WHAT IS BEING ASKED:
Every entry below must be repeated exactly; skip the pictures.

Stored data entries:
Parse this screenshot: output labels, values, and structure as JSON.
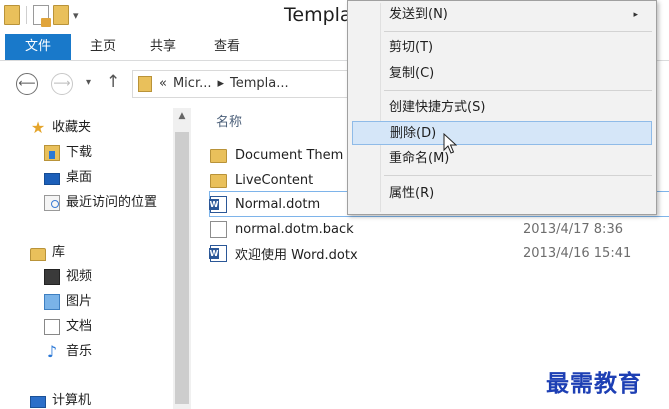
{
  "window": {
    "title": "Templa"
  },
  "quick_access": {
    "dropdown_glyph": "▾"
  },
  "ribbon": {
    "tabs": [
      {
        "label": "文件",
        "active": true
      },
      {
        "label": "主页"
      },
      {
        "label": "共享"
      },
      {
        "label": "查看"
      }
    ],
    "accent": "#1979ca"
  },
  "address": {
    "back": "⟵",
    "forward": "⟶",
    "up": "↑",
    "dropdown": "▾",
    "crumbs": [
      "«",
      "Micr...",
      "▸",
      "Templa..."
    ]
  },
  "nav": {
    "items": [
      {
        "label": "收藏夹",
        "icon": "star-icon"
      },
      {
        "label": "下载",
        "icon": "download-folder-icon"
      },
      {
        "label": "桌面",
        "icon": "desktop-icon"
      },
      {
        "label": "最近访问的位置",
        "icon": "recent-places-icon"
      },
      {
        "label": "库",
        "icon": "library-icon"
      },
      {
        "label": "视频",
        "icon": "video-icon"
      },
      {
        "label": "图片",
        "icon": "pictures-icon"
      },
      {
        "label": "文档",
        "icon": "documents-icon"
      },
      {
        "label": "音乐",
        "icon": "music-icon"
      },
      {
        "label": "计算机",
        "icon": "computer-icon"
      }
    ]
  },
  "list": {
    "column_name": "名称",
    "files": [
      {
        "name": "Document Them",
        "date": "",
        "icon": "folder-icon"
      },
      {
        "name": "LiveContent",
        "date": "",
        "icon": "folder-icon"
      },
      {
        "name": "Normal.dotm",
        "date": "",
        "icon": "word-template-icon",
        "selected": true
      },
      {
        "name": "normal.dotm.back",
        "date": "2013/4/17 8:36",
        "icon": "file-icon"
      },
      {
        "name": "欢迎使用 Word.dotx",
        "date": "2013/4/16 15:41",
        "icon": "word-template-icon"
      }
    ]
  },
  "context_menu": {
    "items": [
      {
        "label": "发送到(N)",
        "submenu": "▸"
      },
      {
        "label": "剪切(T)"
      },
      {
        "label": "复制(C)"
      },
      {
        "label": "创建快捷方式(S)"
      },
      {
        "label": "删除(D)",
        "highlighted": true
      },
      {
        "label": "重命名(M)"
      },
      {
        "label": "属性(R)"
      }
    ]
  },
  "watermark": {
    "text": "最需教育"
  }
}
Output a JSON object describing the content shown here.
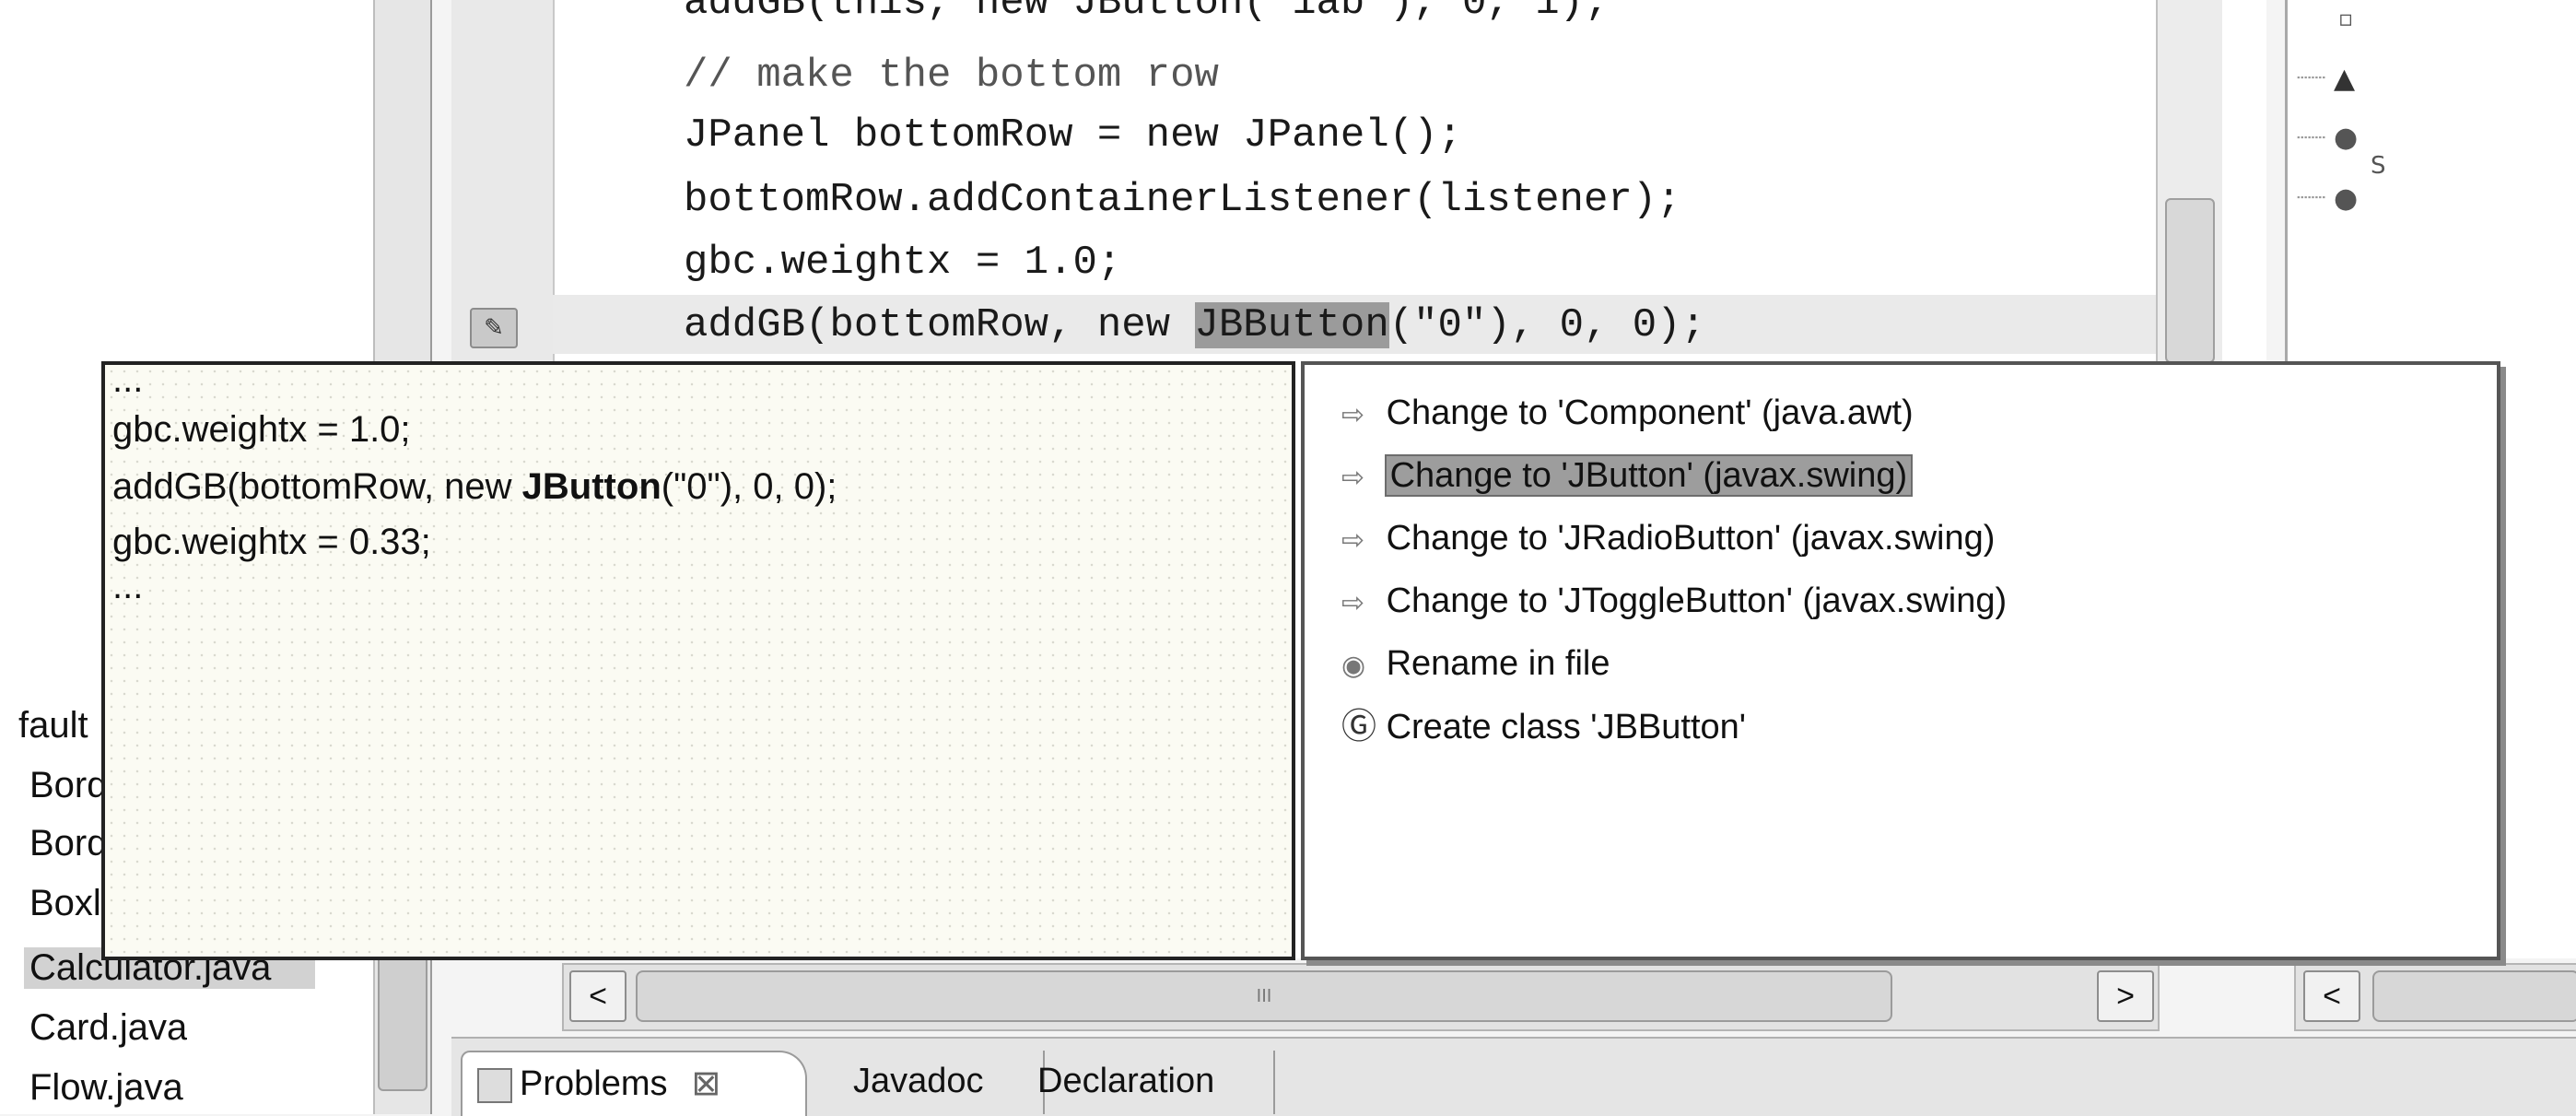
{
  "package_explorer": {
    "items": [
      {
        "label": "fault",
        "selected": false
      },
      {
        "label": "Bord",
        "selected": false
      },
      {
        "label": "Bord",
        "selected": false
      },
      {
        "label": "Boxl",
        "selected": false
      },
      {
        "label": "Calculator.java",
        "selected": true
      },
      {
        "label": "Card.java",
        "selected": false
      },
      {
        "label": "Flow.java",
        "selected": false
      }
    ]
  },
  "editor": {
    "lines": [
      "addGB(this, new JButton(\"1ab\"), 0, 1);",
      "// make the bottom row",
      "JPanel bottomRow = new JPanel();",
      "bottomRow.addContainerListener(listener);",
      "gbc.weightx = 1.0;"
    ],
    "error_line": {
      "before": "addGB(bottomRow, new ",
      "highlight": "JBButton",
      "after": "(\"0\"), 0, 0);"
    },
    "hscroll_thumb_label": "III"
  },
  "preview": {
    "lines": [
      "...",
      "gbc.weightx = 1.0;",
      {
        "before": "addGB(bottomRow, new ",
        "bold": "JButton",
        "after": "(\"0\"), 0, 0);"
      },
      "gbc.weightx = 0.33;",
      "..."
    ]
  },
  "proposals": {
    "items": [
      {
        "label": "Change to 'Component' (java.awt)",
        "icon": "rename-arrow-icon"
      },
      {
        "label": "Change to 'JButton' (javax.swing)",
        "icon": "rename-arrow-icon",
        "selected": true
      },
      {
        "label": "Change to 'JRadioButton' (javax.swing)",
        "icon": "rename-arrow-icon"
      },
      {
        "label": "Change to 'JToggleButton' (javax.swing)",
        "icon": "rename-arrow-icon"
      },
      {
        "label": "Rename in file",
        "icon": "dot-icon"
      },
      {
        "label": "Create class 'JBButton'",
        "icon": "class-icon"
      }
    ]
  },
  "tabs": {
    "problems": "Problems",
    "problems_close": "⊠",
    "javadoc": "Javadoc",
    "declaration": "Declaration"
  },
  "outline": {
    "label": "S"
  }
}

SOLVED PROBLEM:
Parse this screenshot: output labels, values, and structure as JSON.
{
  "window": {
    "title": "Templa"
  },
  "quick_access": {
    "dropdown_glyph": "▾"
  },
  "ribbon": {
    "tabs": [
      {
        "label": "文件",
        "active": true
      },
      {
        "label": "主页"
      },
      {
        "label": "共享"
      },
      {
        "label": "查看"
      }
    ],
    "accent": "#1979ca"
  },
  "address": {
    "back": "⟵",
    "forward": "⟶",
    "up": "↑",
    "dropdown": "▾",
    "crumbs": [
      "«",
      "Micr...",
      "▸",
      "Templa..."
    ]
  },
  "nav": {
    "items": [
      {
        "label": "收藏夹",
        "icon": "star-icon"
      },
      {
        "label": "下载",
        "icon": "download-folder-icon"
      },
      {
        "label": "桌面",
        "icon": "desktop-icon"
      },
      {
        "label": "最近访问的位置",
        "icon": "recent-places-icon"
      },
      {
        "label": "库",
        "icon": "library-icon"
      },
      {
        "label": "视频",
        "icon": "video-icon"
      },
      {
        "label": "图片",
        "icon": "pictures-icon"
      },
      {
        "label": "文档",
        "icon": "documents-icon"
      },
      {
        "label": "音乐",
        "icon": "music-icon"
      },
      {
        "label": "计算机",
        "icon": "computer-icon"
      }
    ]
  },
  "list": {
    "column_name": "名称",
    "files": [
      {
        "name": "Document Them",
        "date": "",
        "icon": "folder-icon"
      },
      {
        "name": "LiveContent",
        "date": "",
        "icon": "folder-icon"
      },
      {
        "name": "Normal.dotm",
        "date": "",
        "icon": "word-template-icon",
        "selected": true
      },
      {
        "name": "normal.dotm.back",
        "date": "2013/4/17 8:36",
        "icon": "file-icon"
      },
      {
        "name": "欢迎使用 Word.dotx",
        "date": "2013/4/16 15:41",
        "icon": "word-template-icon"
      }
    ]
  },
  "context_menu": {
    "items": [
      {
        "label": "发送到(N)",
        "submenu": "▸"
      },
      {
        "label": "剪切(T)"
      },
      {
        "label": "复制(C)"
      },
      {
        "label": "创建快捷方式(S)"
      },
      {
        "label": "删除(D)",
        "highlighted": true
      },
      {
        "label": "重命名(M)"
      },
      {
        "label": "属性(R)"
      }
    ]
  },
  "watermark": {
    "text": "最需教育"
  }
}
Output a JSON object describing the content shown here.
{
  "package_explorer": {
    "items": [
      {
        "label": "fault",
        "selected": false
      },
      {
        "label": "Bord",
        "selected": false
      },
      {
        "label": "Bord",
        "selected": false
      },
      {
        "label": "Boxl",
        "selected": false
      },
      {
        "label": "Calculator.java",
        "selected": true
      },
      {
        "label": "Card.java",
        "selected": false
      },
      {
        "label": "Flow.java",
        "selected": false
      }
    ]
  },
  "editor": {
    "lines": [
      "addGB(this, new JButton(\"1ab\"), 0, 1);",
      "// make the bottom row",
      "JPanel bottomRow = new JPanel();",
      "bottomRow.addContainerListener(listener);",
      "gbc.weightx = 1.0;"
    ],
    "error_line": {
      "before": "addGB(bottomRow, new ",
      "highlight": "JBButton",
      "after": "(\"0\"), 0, 0);"
    },
    "hscroll_thumb_label": "III"
  },
  "preview": {
    "lines": [
      "...",
      "gbc.weightx = 1.0;",
      {
        "before": "addGB(bottomRow, new ",
        "bold": "JButton",
        "after": "(\"0\"), 0, 0);"
      },
      "gbc.weightx = 0.33;",
      "..."
    ]
  },
  "proposals": {
    "items": [
      {
        "label": "Change to 'Component' (java.awt)",
        "icon": "rename-arrow-icon"
      },
      {
        "label": "Change to 'JButton' (javax.swing)",
        "icon": "rename-arrow-icon",
        "selected": true
      },
      {
        "label": "Change to 'JRadioButton' (javax.swing)",
        "icon": "rename-arrow-icon"
      },
      {
        "label": "Change to 'JToggleButton' (javax.swing)",
        "icon": "rename-arrow-icon"
      },
      {
        "label": "Rename in file",
        "icon": "dot-icon"
      },
      {
        "label": "Create class 'JBButton'",
        "icon": "class-icon"
      }
    ]
  },
  "tabs": {
    "problems": "Problems",
    "problems_close": "⊠",
    "javadoc": "Javadoc",
    "declaration": "Declaration"
  },
  "outline": {
    "label": "S"
  }
}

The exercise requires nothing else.